Records from a dataset
--------------------------------

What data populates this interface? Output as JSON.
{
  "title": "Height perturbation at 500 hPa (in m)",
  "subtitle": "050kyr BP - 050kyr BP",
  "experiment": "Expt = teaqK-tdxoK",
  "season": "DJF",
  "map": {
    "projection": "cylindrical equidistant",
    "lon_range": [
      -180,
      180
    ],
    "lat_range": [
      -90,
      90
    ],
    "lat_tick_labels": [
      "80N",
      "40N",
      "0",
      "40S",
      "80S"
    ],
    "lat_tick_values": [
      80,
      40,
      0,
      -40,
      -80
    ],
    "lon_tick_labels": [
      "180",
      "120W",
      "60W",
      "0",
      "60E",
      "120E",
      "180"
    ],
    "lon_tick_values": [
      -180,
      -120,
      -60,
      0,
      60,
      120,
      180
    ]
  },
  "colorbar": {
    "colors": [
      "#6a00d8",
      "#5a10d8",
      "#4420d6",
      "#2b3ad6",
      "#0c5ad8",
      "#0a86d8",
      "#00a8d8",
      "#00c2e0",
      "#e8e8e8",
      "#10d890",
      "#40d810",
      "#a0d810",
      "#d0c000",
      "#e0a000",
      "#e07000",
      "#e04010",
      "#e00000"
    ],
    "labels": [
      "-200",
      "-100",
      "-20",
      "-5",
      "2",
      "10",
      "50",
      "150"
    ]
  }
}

--------------------------------

__WHAT THE TASK REQUIRES__
Give back all the data exactly as written.

__SOLVED PROBLEM__
What data populates this interface? Output as JSON.
{
  "title": "Height perturbation at 500 hPa (in m)",
  "subtitle": "050kyr BP - 050kyr BP",
  "experiment": "Expt = teaqK-tdxoK",
  "season": "DJF",
  "map": {
    "projection": "cylindrical equidistant",
    "lon_range": [
      -180,
      180
    ],
    "lat_range": [
      -90,
      90
    ],
    "lat_tick_labels": [
      "80N",
      "40N",
      "0",
      "40S",
      "80S"
    ],
    "lat_tick_values": [
      80,
      40,
      0,
      -40,
      -80
    ],
    "lon_tick_labels": [
      "180",
      "120W",
      "60W",
      "0",
      "60E",
      "120E",
      "180"
    ],
    "lon_tick_values": [
      -180,
      -120,
      -60,
      0,
      60,
      120,
      180
    ]
  },
  "colorbar": {
    "colors": [
      "#6a00d8",
      "#5a10d8",
      "#4420d6",
      "#2b3ad6",
      "#0c5ad8",
      "#0a86d8",
      "#00a8d8",
      "#00c2e0",
      "#e8e8e8",
      "#10d890",
      "#40d810",
      "#a0d810",
      "#d0c000",
      "#e0a000",
      "#e07000",
      "#e04010",
      "#e00000"
    ],
    "labels": [
      "-200",
      "-100",
      "-20",
      "-5",
      "2",
      "10",
      "50",
      "150"
    ]
  }
}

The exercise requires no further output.